**Goal 1**
Translate this sentence from the RecognizeStream documentation into Spanish: "For audio with no recognizable speech, no data events are emitted."
**Goal 2**
In the RecognizeStream documentation, reproduce the passage from "JSDoc: Class: RecognizeStream" up to and including "events are emitted.".
* BEGIN Text to read *
JSDoc: Class: RecognizeStream

new RecognizeStream(options)

pipe()-able Node.js Readable/Writeable stream - accepts binary audio and emits text/objects in it's data events.

Uses WebSockets under the hood. For audio with no recognizable speech, no data events are emitted.

By default, only finalized text is emitted in the data events, however in readableObjectMode (usually just objectMode when using a helper method).

An interim result looks like this:

 { alternatives:
   [ { timestamps:
        [ [ 'it', 20.9, 21.04 ],
          [ 'is', 21.04, 21.17 ],
          [ 'a', 21.17, 21.25 ],
          [ 'site', 21.25, 21.56 ],
          [ 'that', 21.56, 21.7 ],
          [ 'hardly', 21.7, 22.06 ],
          [ 'anyone', 22.06, 22.49 ],
          [ 'can', 22.49, 22.67 ],
          [ 'behold', 22.67, 23.13 ],
          [ 'without', 23.13, 23.46 ],
          [ 'some', 23.46, 23.67 ],
          [ 'sort', 23.67, 23.91 ],
          [ 'of', 23.91, 24 ],
          [ 'unwanted', 24, 24.58 ],
          [ 'emotion', 24.58, 25.1 ] ],
       transcript: 'it is a site that hardly anyone can behold without some sort of unwanted emotion ' } ],
  final: false,
  result_index: 3 }

While a final result looks like this (some features only appear in final results):

  { alternatives:
     [ { word_confidence:
          [ [ 'it', 1 ],
            [ 'is', 0.956286624429304 ],
            [ 'a', 0.8105753725270362 ],
            [ 'site', 1 ],
            [ 'that', 1 ],
            [ 'hardly', 1 ],
            [ 'anyone', 1 ],
            [ 'can', 1 ],
            [ 'behold', 0.5273598005406737 ],
            [ 'without', 1 ],
            [ 'some', 1 ],
            [ 'sort', 1 ],
            [ 'of', 1 ],
            [ 'unwanted', 1 ],
            [ 'emotion', 0.49401837076320887 ] ],
         confidence: 0.881,
         transcript: 'it is a site that hardly anyone can behold without some sort of unwanted emotion ',
         timestamps:
          [ [ 'it', 20.9, 21.04 ],
            [ 'is', 21.04, 21.17 ],
            [ 'a', 21.17, 21.25 ],
            [ 'site', 21.25, 21.56 ],
            [ 'that', 21.56, 21.7 ],
            [ 'hardly', 21.7, 22.06 ],
            [ 'anyone', 22.06, 22.49 ],
            [ 'can', 22.49, 22.67 ],
            [ 'behold', 22.67, 23.13 ],
            [ 'without', 23.13, 23.46 ],
            [ 'some', 23.46, 23.67 ],
            [ 'sort', 23.67, 23.91 ],
            [ 'of', 23.91, 24 ],
            [ 'unwanted', 24, 24.58 ],
            [ 'emotion', 24.58, 25.1 ] ] },
       { transcript: 'it is a sight that hardly anyone can behold without some sort of unwanted emotion ' },
       { transcript: 'it is a site that hardly anyone can behold without some sort of unwanted emotions ' } ],
    final: true,
    result_index: 3 }

Parameters:

Name Type Description

options

Object

Properties

Name	Type	Attributes	Default	Description
`model`	String	<optional>	'en-US_BroadbandModel'	voice model to use. Microphone streaming only supports broadband models.
* END Text to read *
* BEGIN Source excerpt *
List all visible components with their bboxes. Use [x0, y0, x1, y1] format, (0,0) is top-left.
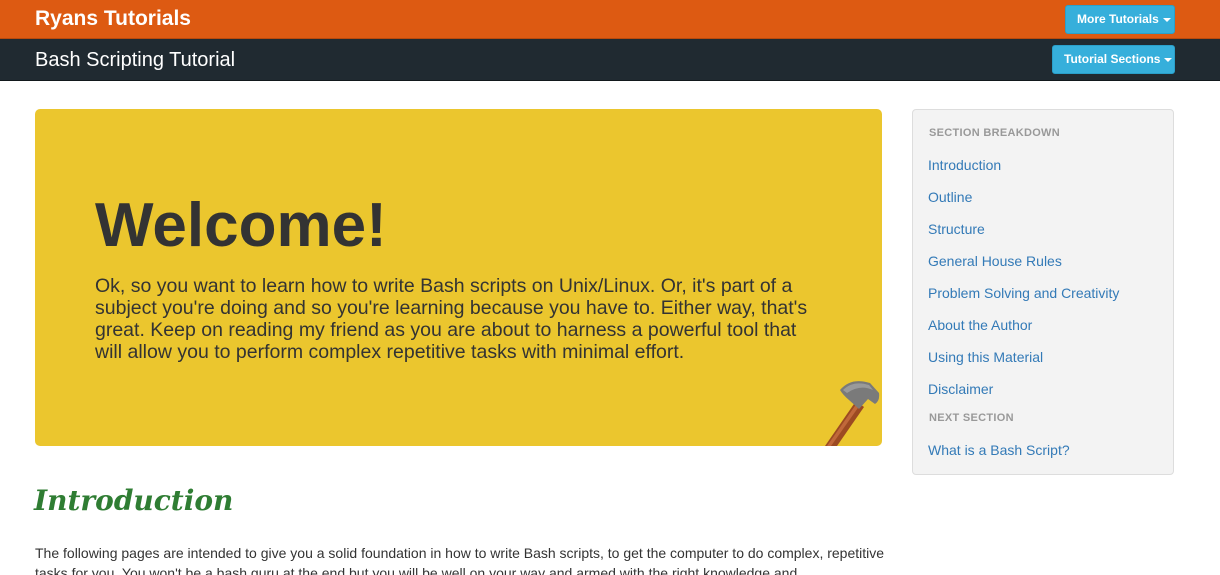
* END Source excerpt *
**Task solution 1**
Para audio sin habla reconocible, no se emiten eventos de datos.

**Task solution 2**
JSDoc: Class: RecognizeStream

new RecognizeStream(options)

pipe()-able Node.js Readable/Writeable stream - accepts binary audio and emits text/objects in it's data events.

Uses WebSockets under the hood. For audio with no recognizable speech, no data events are emitted.